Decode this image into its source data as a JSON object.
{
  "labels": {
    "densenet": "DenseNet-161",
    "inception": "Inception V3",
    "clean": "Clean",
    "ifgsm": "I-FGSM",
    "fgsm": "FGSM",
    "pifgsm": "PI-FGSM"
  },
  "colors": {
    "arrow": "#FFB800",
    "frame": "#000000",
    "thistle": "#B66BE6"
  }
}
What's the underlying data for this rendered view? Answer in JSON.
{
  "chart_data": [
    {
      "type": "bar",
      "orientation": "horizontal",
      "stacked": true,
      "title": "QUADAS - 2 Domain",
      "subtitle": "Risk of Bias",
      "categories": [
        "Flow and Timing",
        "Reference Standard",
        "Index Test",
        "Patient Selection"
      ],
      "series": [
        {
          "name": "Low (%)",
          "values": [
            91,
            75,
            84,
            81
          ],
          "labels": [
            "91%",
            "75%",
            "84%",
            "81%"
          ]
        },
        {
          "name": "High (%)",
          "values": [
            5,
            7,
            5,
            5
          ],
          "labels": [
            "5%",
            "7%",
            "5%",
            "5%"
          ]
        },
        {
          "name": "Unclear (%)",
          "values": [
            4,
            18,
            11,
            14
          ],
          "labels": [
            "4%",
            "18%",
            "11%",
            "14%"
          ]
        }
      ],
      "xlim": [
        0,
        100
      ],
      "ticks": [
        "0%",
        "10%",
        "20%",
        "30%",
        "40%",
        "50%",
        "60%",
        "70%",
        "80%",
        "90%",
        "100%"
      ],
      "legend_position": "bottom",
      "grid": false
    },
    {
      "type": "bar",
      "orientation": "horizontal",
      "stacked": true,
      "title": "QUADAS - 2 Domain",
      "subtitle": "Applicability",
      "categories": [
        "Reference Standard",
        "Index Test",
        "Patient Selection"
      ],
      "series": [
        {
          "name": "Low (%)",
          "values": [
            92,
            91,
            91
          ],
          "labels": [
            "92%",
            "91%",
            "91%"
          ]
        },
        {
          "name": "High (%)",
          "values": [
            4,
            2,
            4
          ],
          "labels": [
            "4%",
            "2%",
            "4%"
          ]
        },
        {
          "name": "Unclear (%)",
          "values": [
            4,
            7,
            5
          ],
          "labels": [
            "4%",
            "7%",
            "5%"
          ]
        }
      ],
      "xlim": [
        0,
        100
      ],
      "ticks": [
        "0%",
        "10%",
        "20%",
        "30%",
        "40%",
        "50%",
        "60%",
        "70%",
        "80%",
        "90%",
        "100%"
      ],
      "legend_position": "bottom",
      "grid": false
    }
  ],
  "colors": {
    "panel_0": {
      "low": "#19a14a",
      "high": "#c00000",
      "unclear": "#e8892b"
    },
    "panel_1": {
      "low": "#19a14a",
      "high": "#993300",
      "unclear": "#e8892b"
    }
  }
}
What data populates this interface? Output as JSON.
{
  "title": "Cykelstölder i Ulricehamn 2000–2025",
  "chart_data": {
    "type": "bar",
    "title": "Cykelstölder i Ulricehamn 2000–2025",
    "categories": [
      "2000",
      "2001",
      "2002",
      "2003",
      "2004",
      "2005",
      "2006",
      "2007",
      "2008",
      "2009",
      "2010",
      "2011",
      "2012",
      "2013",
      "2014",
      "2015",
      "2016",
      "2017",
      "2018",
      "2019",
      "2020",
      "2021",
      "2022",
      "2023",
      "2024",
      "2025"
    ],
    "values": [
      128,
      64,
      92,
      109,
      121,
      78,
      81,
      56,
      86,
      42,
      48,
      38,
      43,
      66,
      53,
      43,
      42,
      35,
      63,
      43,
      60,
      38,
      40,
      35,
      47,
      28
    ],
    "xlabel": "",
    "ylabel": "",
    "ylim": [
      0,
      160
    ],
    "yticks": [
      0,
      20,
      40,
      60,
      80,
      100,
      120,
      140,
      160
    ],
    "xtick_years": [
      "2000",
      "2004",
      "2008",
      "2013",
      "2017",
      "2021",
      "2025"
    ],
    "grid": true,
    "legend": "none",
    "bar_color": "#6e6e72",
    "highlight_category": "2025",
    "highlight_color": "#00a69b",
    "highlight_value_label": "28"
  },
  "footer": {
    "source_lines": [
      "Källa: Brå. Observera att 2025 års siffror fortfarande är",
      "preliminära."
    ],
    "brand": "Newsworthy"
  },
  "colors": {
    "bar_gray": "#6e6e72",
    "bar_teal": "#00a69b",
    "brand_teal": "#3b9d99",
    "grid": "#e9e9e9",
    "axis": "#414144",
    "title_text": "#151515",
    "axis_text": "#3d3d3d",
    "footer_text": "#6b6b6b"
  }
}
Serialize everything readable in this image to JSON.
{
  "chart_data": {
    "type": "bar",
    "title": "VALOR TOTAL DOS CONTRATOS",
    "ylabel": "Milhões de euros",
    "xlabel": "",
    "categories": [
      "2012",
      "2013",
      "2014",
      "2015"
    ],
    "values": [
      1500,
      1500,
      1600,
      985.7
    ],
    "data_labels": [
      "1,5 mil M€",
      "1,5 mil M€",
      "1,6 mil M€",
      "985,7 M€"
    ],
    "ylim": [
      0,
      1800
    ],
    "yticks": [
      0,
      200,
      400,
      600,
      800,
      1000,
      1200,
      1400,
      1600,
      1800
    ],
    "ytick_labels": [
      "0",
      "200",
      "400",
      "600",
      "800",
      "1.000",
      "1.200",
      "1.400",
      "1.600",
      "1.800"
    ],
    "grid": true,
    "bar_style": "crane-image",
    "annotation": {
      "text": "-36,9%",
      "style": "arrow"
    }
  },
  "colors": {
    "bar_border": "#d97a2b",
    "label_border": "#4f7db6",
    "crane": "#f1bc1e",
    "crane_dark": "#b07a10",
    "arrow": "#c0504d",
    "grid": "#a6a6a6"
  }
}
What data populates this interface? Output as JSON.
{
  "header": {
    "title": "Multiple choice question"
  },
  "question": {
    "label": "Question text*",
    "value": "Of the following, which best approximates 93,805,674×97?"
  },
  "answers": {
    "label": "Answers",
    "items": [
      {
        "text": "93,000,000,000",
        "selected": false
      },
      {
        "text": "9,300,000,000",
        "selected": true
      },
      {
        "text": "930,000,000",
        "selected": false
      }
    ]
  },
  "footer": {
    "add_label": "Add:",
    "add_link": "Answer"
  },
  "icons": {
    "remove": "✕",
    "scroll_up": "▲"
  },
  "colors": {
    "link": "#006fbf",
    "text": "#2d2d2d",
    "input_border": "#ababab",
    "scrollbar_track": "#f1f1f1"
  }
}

§ WHAT IS ASKED: Each record above should be repeated exactly as it appears.

§ SOLUTION TO THIS TASK:
Decode this image into its source data as a JSON object.
{
  "labels": {
    "densenet": "DenseNet-161",
    "inception": "Inception V3",
    "clean": "Clean",
    "ifgsm": "I-FGSM",
    "fgsm": "FGSM",
    "pifgsm": "PI-FGSM"
  },
  "colors": {
    "arrow": "#FFB800",
    "frame": "#000000",
    "thistle": "#B66BE6"
  }
}
What's the underlying data for this rendered view? Answer in JSON.
{
  "chart_data": [
    {
      "type": "bar",
      "orientation": "horizontal",
      "stacked": true,
      "title": "QUADAS - 2 Domain",
      "subtitle": "Risk of Bias",
      "categories": [
        "Flow and Timing",
        "Reference Standard",
        "Index Test",
        "Patient Selection"
      ],
      "series": [
        {
          "name": "Low (%)",
          "values": [
            91,
            75,
            84,
            81
          ],
          "labels": [
            "91%",
            "75%",
            "84%",
            "81%"
          ]
        },
        {
          "name": "High (%)",
          "values": [
            5,
            7,
            5,
            5
          ],
          "labels": [
            "5%",
            "7%",
            "5%",
            "5%"
          ]
        },
        {
          "name": "Unclear (%)",
          "values": [
            4,
            18,
            11,
            14
          ],
          "labels": [
            "4%",
            "18%",
            "11%",
            "14%"
          ]
        }
      ],
      "xlim": [
        0,
        100
      ],
      "ticks": [
        "0%",
        "10%",
        "20%",
        "30%",
        "40%",
        "50%",
        "60%",
        "70%",
        "80%",
        "90%",
        "100%"
      ],
      "legend_position": "bottom",
      "grid": false
    },
    {
      "type": "bar",
      "orientation": "horizontal",
      "stacked": true,
      "title": "QUADAS - 2 Domain",
      "subtitle": "Applicability",
      "categories": [
        "Reference Standard",
        "Index Test",
        "Patient Selection"
      ],
      "series": [
        {
          "name": "Low (%)",
          "values": [
            92,
            91,
            91
          ],
          "labels": [
            "92%",
            "91%",
            "91%"
          ]
        },
        {
          "name": "High (%)",
          "values": [
            4,
            2,
            4
          ],
          "labels": [
            "4%",
            "2%",
            "4%"
          ]
        },
        {
          "name": "Unclear (%)",
          "values": [
            4,
            7,
            5
          ],
          "labels": [
            "4%",
            "7%",
            "5%"
          ]
        }
      ],
      "xlim": [
        0,
        100
      ],
      "ticks": [
        "0%",
        "10%",
        "20%",
        "30%",
        "40%",
        "50%",
        "60%",
        "70%",
        "80%",
        "90%",
        "100%"
      ],
      "legend_position": "bottom",
      "grid": false
    }
  ],
  "colors": {
    "panel_0": {
      "low": "#19a14a",
      "high": "#c00000",
      "unclear": "#e8892b"
    },
    "panel_1": {
      "low": "#19a14a",
      "high": "#993300",
      "unclear": "#e8892b"
    }
  }
}
What data populates this interface? Output as JSON.
{
  "title": "Cykelstölder i Ulricehamn 2000–2025",
  "chart_data": {
    "type": "bar",
    "title": "Cykelstölder i Ulricehamn 2000–2025",
    "categories": [
      "2000",
      "2001",
      "2002",
      "2003",
      "2004",
      "2005",
      "2006",
      "2007",
      "2008",
      "2009",
      "2010",
      "2011",
      "2012",
      "2013",
      "2014",
      "2015",
      "2016",
      "2017",
      "2018",
      "2019",
      "2020",
      "2021",
      "2022",
      "2023",
      "2024",
      "2025"
    ],
    "values": [
      128,
      64,
      92,
      109,
      121,
      78,
      81,
      56,
      86,
      42,
      48,
      38,
      43,
      66,
      53,
      43,
      42,
      35,
      63,
      43,
      60,
      38,
      40,
      35,
      47,
      28
    ],
    "xlabel": "",
    "ylabel": "",
    "ylim": [
      0,
      160
    ],
    "yticks": [
      0,
      20,
      40,
      60,
      80,
      100,
      120,
      140,
      160
    ],
    "xtick_years": [
      "2000",
      "2004",
      "2008",
      "2013",
      "2017",
      "2021",
      "2025"
    ],
    "grid": true,
    "legend": "none",
    "bar_color": "#6e6e72",
    "highlight_category": "2025",
    "highlight_color": "#00a69b",
    "highlight_value_label": "28"
  },
  "footer": {
    "source_lines": [
      "Källa: Brå. Observera att 2025 års siffror fortfarande är",
      "preliminära."
    ],
    "brand": "Newsworthy"
  },
  "colors": {
    "bar_gray": "#6e6e72",
    "bar_teal": "#00a69b",
    "brand_teal": "#3b9d99",
    "grid": "#e9e9e9",
    "axis": "#414144",
    "title_text": "#151515",
    "axis_text": "#3d3d3d",
    "footer_text": "#6b6b6b"
  }
}
Serialize everything readable in this image to JSON.
{
  "chart_data": {
    "type": "bar",
    "title": "VALOR TOTAL DOS CONTRATOS",
    "ylabel": "Milhões de euros",
    "xlabel": "",
    "categories": [
      "2012",
      "2013",
      "2014",
      "2015"
    ],
    "values": [
      1500,
      1500,
      1600,
      985.7
    ],
    "data_labels": [
      "1,5 mil M€",
      "1,5 mil M€",
      "1,6 mil M€",
      "985,7 M€"
    ],
    "ylim": [
      0,
      1800
    ],
    "yticks": [
      0,
      200,
      400,
      600,
      800,
      1000,
      1200,
      1400,
      1600,
      1800
    ],
    "ytick_labels": [
      "0",
      "200",
      "400",
      "600",
      "800",
      "1.000",
      "1.200",
      "1.400",
      "1.600",
      "1.800"
    ],
    "grid": true,
    "bar_style": "crane-image",
    "annotation": {
      "text": "-36,9%",
      "style": "arrow"
    }
  },
  "colors": {
    "bar_border": "#d97a2b",
    "label_border": "#4f7db6",
    "crane": "#f1bc1e",
    "crane_dark": "#b07a10",
    "arrow": "#c0504d",
    "grid": "#a6a6a6"
  }
}
What data populates this interface? Output as JSON.
{
  "header": {
    "title": "Multiple choice question"
  },
  "question": {
    "label": "Question text*",
    "value": "Of the following, which best approximates 93,805,674×97?"
  },
  "answers": {
    "label": "Answers",
    "items": [
      {
        "text": "93,000,000,000",
        "selected": false
      },
      {
        "text": "9,300,000,000",
        "selected": true
      },
      {
        "text": "930,000,000",
        "selected": false
      }
    ]
  },
  "footer": {
    "add_label": "Add:",
    "add_link": "Answer"
  },
  "icons": {
    "remove": "✕",
    "scroll_up": "▲"
  },
  "colors": {
    "link": "#006fbf",
    "text": "#2d2d2d",
    "input_border": "#ababab",
    "scrollbar_track": "#f1f1f1"
  }
}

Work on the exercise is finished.